§ **Required task**: Copy out every line of the records where the string "What" occurs.

§ **Data section**:

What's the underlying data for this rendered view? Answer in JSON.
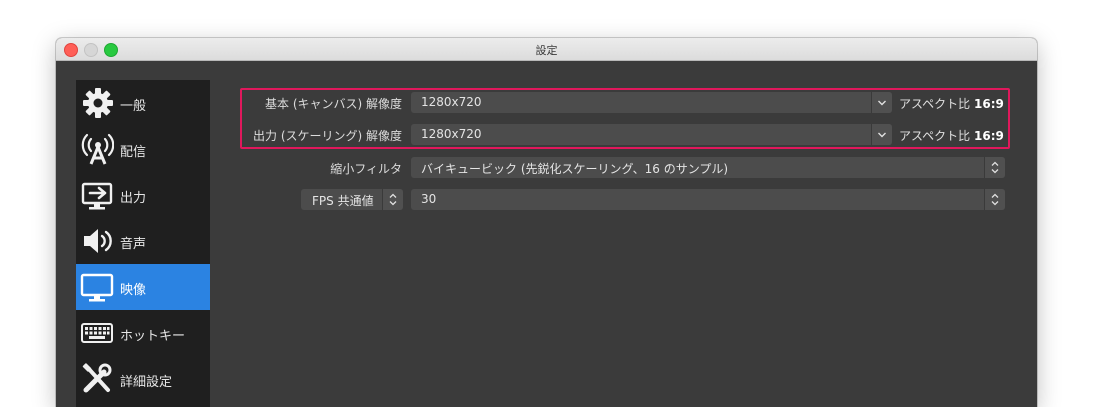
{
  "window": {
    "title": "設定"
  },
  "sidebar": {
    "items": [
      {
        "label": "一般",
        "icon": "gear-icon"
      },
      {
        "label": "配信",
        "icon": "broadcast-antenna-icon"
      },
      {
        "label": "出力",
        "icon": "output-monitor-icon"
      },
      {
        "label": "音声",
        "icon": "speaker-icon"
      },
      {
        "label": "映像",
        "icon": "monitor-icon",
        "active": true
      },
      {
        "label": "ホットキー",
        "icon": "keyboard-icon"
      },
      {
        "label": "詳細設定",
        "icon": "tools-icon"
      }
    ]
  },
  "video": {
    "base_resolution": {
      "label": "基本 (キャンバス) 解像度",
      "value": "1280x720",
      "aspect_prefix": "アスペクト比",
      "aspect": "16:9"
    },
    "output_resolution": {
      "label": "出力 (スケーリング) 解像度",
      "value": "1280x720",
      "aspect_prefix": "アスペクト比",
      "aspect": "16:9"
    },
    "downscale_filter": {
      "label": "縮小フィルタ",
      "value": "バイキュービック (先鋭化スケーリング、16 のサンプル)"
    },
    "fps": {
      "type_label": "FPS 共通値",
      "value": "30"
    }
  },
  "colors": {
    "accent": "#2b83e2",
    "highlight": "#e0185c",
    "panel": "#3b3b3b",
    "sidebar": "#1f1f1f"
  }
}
--
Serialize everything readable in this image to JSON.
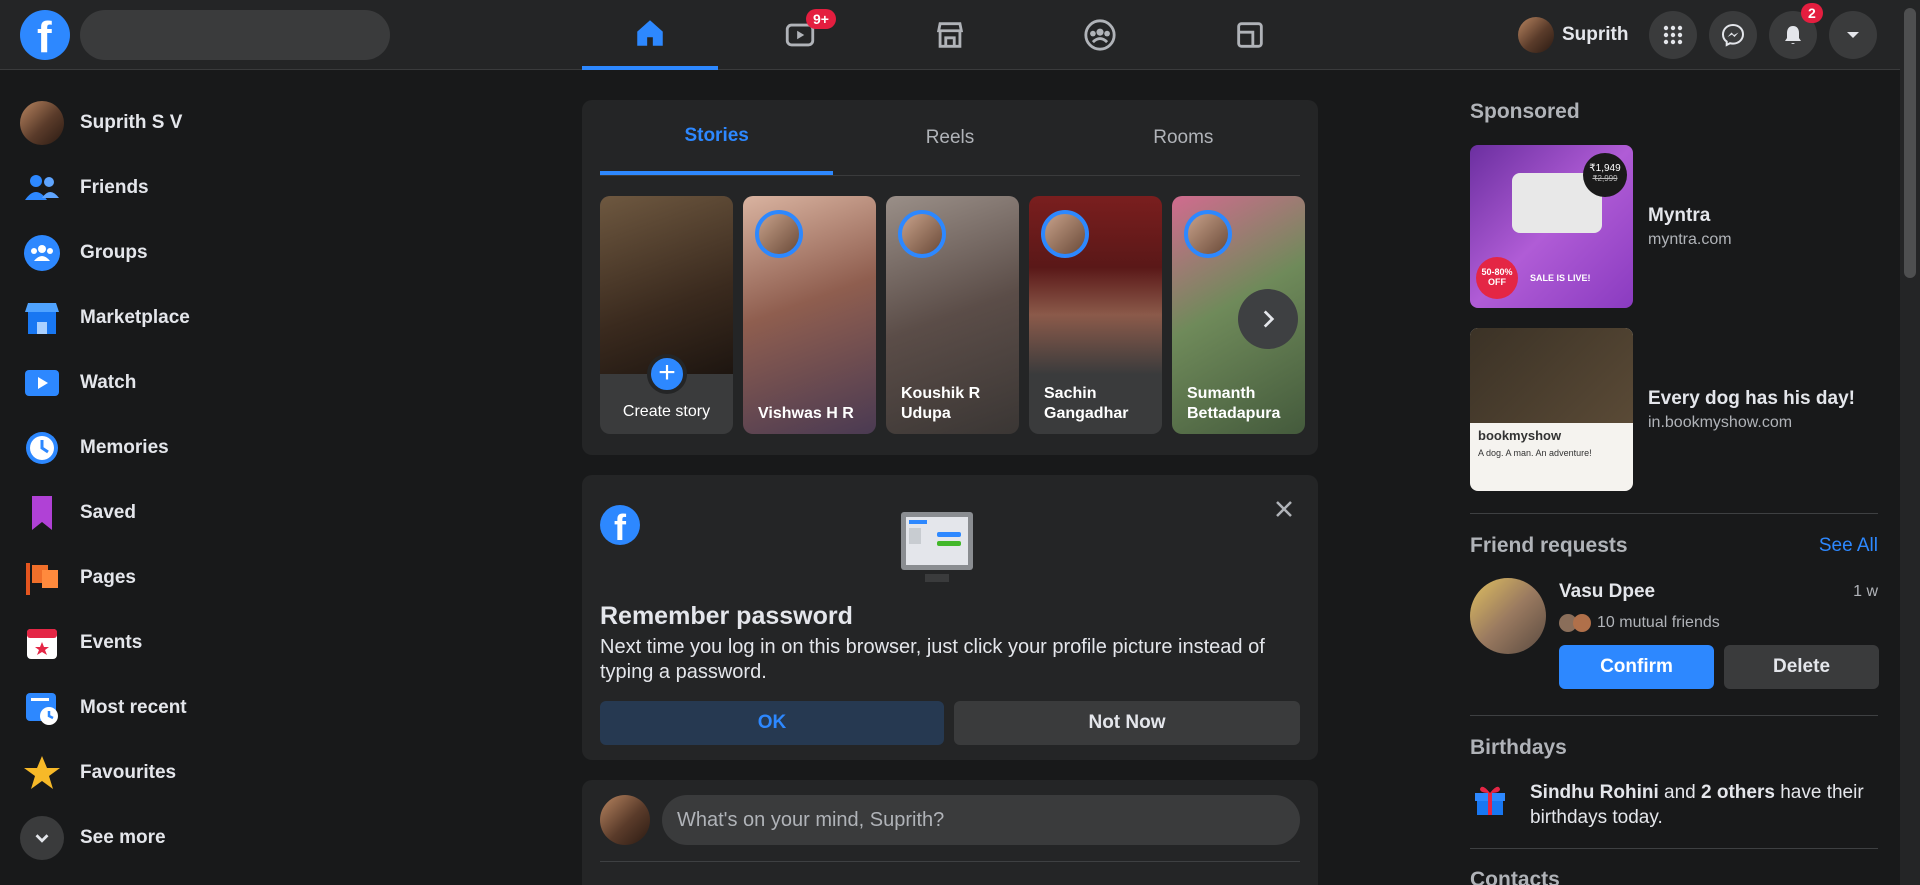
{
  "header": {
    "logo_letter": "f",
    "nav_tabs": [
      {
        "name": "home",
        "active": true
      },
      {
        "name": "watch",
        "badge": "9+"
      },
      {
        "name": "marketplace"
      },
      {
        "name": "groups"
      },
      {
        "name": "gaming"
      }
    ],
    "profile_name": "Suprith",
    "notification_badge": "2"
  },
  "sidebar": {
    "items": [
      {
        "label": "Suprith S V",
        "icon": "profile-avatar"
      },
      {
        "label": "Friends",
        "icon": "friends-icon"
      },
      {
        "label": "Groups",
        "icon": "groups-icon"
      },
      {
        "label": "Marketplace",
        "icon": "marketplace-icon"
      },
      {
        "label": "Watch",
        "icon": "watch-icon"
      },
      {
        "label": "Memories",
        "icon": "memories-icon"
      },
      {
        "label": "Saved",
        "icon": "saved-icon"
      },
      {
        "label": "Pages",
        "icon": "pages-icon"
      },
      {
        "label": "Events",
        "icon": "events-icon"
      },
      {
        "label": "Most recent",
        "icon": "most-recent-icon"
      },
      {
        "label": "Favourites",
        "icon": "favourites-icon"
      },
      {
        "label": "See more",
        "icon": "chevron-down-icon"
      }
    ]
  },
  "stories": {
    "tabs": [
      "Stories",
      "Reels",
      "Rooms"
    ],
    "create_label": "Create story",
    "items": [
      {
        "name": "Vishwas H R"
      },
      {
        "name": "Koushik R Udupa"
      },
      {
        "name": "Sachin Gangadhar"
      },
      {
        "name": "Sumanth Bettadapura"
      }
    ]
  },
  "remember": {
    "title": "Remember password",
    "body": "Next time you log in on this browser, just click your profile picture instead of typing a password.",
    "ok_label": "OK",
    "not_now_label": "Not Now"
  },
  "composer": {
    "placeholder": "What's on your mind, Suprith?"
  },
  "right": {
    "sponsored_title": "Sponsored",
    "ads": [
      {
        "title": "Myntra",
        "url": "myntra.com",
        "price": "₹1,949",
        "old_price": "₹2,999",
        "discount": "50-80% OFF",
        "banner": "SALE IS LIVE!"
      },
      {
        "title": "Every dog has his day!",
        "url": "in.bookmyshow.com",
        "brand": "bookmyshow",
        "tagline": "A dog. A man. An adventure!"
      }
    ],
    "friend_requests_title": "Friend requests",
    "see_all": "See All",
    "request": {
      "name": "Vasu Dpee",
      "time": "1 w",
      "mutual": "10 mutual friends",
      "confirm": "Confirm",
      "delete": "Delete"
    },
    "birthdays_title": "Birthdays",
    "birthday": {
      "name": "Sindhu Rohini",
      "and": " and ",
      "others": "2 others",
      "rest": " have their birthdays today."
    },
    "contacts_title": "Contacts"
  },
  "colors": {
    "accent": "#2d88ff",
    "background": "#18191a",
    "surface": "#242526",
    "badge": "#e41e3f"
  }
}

§ **Output of the exercise**:
What's the underlying data for this rendered view? Answer in JSON.
    "placeholder": "What's on your mind, Suprith?"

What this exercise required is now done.